◆ **SET PROBLEM**
Go through the data below and gather each line containing "对熟悉人的笑".

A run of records
* Begin *

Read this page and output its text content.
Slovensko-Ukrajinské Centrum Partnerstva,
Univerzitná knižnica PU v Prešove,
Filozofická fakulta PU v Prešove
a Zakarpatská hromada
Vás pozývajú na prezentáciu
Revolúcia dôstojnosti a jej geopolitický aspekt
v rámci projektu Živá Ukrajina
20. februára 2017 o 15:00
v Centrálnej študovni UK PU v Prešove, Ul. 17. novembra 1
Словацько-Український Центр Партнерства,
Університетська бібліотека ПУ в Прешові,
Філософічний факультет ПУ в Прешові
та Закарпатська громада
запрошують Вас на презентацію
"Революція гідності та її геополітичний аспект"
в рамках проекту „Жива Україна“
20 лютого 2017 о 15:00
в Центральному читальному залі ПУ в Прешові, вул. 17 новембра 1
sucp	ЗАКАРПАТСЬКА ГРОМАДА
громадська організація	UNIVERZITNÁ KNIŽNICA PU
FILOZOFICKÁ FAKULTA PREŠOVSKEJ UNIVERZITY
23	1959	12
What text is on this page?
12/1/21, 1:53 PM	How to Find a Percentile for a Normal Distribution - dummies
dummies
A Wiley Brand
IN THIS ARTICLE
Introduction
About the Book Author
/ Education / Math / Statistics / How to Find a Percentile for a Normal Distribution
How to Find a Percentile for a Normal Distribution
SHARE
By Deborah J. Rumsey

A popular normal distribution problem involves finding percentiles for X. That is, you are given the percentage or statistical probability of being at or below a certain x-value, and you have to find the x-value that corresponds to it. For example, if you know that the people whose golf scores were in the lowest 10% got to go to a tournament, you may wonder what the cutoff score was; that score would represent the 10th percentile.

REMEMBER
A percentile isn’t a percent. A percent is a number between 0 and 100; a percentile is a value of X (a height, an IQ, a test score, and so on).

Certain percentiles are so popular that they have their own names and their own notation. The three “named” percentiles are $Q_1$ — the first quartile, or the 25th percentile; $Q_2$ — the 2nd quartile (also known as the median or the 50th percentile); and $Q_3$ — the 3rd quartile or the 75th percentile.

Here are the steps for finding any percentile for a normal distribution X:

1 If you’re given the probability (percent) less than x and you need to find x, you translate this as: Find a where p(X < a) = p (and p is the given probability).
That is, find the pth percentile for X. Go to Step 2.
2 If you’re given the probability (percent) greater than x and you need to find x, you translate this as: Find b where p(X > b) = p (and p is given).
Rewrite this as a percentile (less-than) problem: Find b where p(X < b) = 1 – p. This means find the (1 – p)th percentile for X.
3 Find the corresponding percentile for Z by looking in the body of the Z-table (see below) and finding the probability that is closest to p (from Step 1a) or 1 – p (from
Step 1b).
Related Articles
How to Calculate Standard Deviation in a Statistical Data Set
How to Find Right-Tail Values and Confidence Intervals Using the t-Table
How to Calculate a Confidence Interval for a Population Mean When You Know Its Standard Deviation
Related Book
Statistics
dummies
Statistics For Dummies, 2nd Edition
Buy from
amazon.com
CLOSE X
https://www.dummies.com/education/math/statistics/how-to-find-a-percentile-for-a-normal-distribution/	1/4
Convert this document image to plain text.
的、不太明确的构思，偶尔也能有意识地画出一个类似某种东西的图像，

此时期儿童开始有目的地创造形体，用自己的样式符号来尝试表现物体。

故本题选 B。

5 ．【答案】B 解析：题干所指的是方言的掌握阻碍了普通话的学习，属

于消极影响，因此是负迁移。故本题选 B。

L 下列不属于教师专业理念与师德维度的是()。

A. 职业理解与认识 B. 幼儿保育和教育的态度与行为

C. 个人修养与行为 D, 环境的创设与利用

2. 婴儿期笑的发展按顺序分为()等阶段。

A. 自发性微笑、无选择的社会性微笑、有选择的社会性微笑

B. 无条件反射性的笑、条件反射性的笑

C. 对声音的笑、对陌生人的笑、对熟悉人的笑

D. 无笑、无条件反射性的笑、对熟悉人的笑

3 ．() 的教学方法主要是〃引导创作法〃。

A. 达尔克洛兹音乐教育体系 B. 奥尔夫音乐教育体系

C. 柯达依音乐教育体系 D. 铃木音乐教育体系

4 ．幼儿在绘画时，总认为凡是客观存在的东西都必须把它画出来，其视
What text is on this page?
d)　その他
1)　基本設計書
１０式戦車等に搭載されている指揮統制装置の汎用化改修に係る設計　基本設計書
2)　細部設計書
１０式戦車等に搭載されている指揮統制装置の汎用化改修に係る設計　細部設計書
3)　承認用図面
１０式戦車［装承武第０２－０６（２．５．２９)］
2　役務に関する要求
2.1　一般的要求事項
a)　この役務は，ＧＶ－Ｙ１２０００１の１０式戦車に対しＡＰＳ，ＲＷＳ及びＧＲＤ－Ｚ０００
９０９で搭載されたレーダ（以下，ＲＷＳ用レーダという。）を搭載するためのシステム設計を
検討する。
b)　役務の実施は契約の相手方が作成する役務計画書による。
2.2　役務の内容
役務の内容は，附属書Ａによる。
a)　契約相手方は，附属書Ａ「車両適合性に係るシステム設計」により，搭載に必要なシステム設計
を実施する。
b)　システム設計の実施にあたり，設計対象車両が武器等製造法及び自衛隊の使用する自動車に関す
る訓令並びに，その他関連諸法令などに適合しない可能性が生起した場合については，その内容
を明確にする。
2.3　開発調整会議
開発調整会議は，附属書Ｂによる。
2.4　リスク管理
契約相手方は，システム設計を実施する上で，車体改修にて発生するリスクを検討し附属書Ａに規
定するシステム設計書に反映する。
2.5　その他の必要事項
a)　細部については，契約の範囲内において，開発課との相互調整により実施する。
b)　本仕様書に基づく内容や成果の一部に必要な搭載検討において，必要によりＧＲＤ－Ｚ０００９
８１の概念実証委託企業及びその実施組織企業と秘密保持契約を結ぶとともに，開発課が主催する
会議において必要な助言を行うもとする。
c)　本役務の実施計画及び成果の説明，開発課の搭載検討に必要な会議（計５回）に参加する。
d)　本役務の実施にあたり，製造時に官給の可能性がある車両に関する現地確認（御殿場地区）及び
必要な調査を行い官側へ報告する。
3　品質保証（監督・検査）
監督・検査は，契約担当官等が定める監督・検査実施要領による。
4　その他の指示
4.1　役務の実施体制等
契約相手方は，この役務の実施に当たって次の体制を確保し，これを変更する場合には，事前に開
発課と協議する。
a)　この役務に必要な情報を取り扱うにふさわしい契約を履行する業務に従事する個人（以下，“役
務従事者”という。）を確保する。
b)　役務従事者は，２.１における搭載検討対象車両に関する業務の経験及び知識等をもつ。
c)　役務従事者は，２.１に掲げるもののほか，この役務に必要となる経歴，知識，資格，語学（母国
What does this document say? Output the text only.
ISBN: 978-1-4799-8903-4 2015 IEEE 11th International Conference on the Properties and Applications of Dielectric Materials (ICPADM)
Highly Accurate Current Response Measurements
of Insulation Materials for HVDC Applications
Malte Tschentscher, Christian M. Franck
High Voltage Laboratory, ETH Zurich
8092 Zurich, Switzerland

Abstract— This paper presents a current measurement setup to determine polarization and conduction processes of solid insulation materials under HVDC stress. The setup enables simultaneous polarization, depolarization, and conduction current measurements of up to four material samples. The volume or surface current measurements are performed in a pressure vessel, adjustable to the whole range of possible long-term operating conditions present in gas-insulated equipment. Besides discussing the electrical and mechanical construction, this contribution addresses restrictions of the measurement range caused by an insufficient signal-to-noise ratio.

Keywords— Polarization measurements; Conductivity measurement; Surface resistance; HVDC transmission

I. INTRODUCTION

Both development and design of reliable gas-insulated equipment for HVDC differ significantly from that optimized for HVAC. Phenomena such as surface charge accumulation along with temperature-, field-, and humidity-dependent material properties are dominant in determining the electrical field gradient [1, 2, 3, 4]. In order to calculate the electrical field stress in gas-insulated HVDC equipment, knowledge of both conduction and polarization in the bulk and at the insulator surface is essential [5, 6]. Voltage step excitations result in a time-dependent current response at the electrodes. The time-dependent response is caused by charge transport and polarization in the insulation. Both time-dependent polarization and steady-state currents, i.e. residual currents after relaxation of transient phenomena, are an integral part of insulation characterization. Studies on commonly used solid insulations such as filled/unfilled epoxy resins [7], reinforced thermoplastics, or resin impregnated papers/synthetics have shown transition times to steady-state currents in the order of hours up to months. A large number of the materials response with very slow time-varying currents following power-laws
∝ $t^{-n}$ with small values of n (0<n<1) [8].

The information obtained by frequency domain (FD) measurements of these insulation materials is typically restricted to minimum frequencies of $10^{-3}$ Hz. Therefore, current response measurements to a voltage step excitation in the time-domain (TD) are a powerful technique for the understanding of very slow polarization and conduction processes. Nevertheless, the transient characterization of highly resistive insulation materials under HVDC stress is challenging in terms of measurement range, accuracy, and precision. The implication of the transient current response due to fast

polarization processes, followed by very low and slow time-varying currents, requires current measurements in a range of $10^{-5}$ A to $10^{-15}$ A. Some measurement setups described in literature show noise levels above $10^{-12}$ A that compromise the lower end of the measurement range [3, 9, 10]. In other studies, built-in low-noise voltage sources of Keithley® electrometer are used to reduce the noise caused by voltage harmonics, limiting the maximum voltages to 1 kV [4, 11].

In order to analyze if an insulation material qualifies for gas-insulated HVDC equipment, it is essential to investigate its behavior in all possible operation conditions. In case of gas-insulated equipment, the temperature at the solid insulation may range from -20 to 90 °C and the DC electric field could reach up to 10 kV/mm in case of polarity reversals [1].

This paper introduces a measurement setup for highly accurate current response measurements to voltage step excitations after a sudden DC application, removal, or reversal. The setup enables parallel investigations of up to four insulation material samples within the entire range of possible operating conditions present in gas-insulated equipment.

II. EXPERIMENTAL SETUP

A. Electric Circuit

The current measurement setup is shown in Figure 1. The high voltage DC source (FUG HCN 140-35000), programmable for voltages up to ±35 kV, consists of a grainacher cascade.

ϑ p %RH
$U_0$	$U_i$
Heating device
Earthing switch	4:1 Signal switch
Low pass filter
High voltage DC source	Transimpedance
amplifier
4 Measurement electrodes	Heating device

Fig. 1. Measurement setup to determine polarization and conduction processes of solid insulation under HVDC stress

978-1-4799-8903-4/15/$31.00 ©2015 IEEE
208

* End *

◆ **REPLY TO THE TASK**
C. 对声音的笑、对陌生人的笑、对熟悉人的笑
D. 无笑、无条件反射性的笑、对熟悉人的笑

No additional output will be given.